» **To do**: Filter the data below for the string "title" and copy each matching line.
___ Record excerpts
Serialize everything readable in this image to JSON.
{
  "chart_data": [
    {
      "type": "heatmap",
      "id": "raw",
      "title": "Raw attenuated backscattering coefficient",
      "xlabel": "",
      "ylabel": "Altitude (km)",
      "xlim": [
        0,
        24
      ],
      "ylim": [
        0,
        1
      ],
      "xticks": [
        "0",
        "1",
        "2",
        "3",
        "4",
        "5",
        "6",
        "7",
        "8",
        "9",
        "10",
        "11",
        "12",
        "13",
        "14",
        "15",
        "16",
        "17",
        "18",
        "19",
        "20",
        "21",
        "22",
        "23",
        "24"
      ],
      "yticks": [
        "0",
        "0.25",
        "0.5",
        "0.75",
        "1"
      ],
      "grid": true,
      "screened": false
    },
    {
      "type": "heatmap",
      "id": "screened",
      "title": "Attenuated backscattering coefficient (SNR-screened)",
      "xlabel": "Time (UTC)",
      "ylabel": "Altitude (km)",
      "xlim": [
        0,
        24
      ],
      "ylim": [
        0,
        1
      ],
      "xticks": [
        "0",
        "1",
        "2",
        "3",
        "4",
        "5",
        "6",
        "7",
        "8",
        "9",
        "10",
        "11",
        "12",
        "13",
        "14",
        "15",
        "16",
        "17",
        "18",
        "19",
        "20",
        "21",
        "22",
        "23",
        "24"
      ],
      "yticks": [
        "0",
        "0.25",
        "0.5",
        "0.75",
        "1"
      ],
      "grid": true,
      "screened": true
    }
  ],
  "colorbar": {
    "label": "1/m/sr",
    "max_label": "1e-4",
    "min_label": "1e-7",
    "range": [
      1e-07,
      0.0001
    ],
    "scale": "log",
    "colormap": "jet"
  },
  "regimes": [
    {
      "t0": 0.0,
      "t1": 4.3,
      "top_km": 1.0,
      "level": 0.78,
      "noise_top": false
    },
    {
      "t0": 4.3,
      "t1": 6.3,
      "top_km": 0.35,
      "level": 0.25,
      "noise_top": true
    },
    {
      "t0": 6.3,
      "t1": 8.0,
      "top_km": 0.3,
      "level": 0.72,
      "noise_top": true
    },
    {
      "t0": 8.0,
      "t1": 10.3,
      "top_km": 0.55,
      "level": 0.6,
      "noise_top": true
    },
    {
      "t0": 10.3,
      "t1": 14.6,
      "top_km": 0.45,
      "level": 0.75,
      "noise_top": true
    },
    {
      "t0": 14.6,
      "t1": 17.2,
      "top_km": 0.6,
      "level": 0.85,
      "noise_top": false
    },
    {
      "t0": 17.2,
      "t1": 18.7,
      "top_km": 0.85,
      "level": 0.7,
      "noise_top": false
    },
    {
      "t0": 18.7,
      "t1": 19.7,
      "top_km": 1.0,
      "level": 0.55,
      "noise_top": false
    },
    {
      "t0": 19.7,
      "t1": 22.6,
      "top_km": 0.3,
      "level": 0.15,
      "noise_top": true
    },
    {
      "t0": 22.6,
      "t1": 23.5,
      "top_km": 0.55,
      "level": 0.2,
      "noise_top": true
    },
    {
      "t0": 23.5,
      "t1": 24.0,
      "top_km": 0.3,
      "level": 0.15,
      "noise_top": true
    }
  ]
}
______
___ Record excerpts
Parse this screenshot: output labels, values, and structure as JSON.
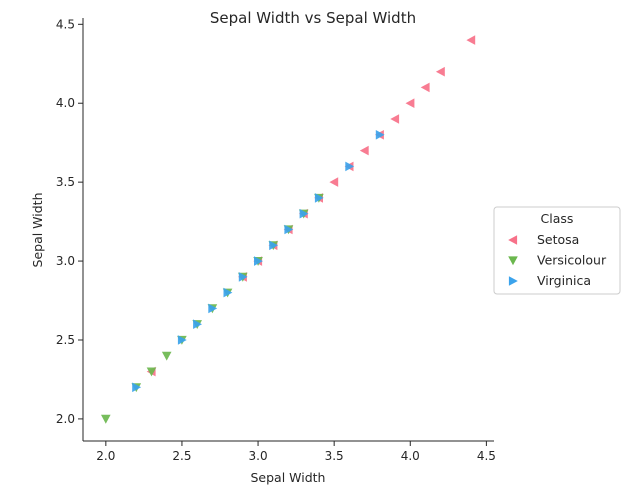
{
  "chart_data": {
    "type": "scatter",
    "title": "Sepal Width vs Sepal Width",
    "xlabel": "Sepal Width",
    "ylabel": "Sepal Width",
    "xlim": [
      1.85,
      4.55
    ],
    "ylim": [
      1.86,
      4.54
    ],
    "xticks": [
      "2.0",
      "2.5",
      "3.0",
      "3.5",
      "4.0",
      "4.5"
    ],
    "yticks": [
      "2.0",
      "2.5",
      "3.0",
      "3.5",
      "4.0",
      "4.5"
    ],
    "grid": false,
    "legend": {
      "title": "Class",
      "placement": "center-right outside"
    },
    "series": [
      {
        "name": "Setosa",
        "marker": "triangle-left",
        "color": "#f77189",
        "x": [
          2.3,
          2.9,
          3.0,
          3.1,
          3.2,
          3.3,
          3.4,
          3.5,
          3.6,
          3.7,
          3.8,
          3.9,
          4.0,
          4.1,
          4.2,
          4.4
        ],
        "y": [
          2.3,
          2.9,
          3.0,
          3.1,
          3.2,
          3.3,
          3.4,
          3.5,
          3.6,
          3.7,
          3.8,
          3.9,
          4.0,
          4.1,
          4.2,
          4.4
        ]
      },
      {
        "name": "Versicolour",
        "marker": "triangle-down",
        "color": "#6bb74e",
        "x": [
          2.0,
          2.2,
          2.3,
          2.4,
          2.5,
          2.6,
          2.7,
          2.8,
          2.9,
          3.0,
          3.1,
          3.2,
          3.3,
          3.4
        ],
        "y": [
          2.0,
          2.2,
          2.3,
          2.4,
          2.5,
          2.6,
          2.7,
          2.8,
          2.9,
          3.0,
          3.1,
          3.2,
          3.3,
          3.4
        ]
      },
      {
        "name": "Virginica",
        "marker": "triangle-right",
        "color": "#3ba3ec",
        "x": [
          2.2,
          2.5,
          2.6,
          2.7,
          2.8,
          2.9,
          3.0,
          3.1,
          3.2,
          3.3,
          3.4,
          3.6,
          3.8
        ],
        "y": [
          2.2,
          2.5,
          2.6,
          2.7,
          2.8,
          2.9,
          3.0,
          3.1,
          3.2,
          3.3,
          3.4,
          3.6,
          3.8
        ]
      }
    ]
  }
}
______
» **Answer to the task**:
      "title": "Raw attenuated backscattering coefficient",
      "title": "Attenuated backscattering coefficient (SNR-screened)",
    "title": "Sepal Width vs Sepal Width",
      "title": "Class",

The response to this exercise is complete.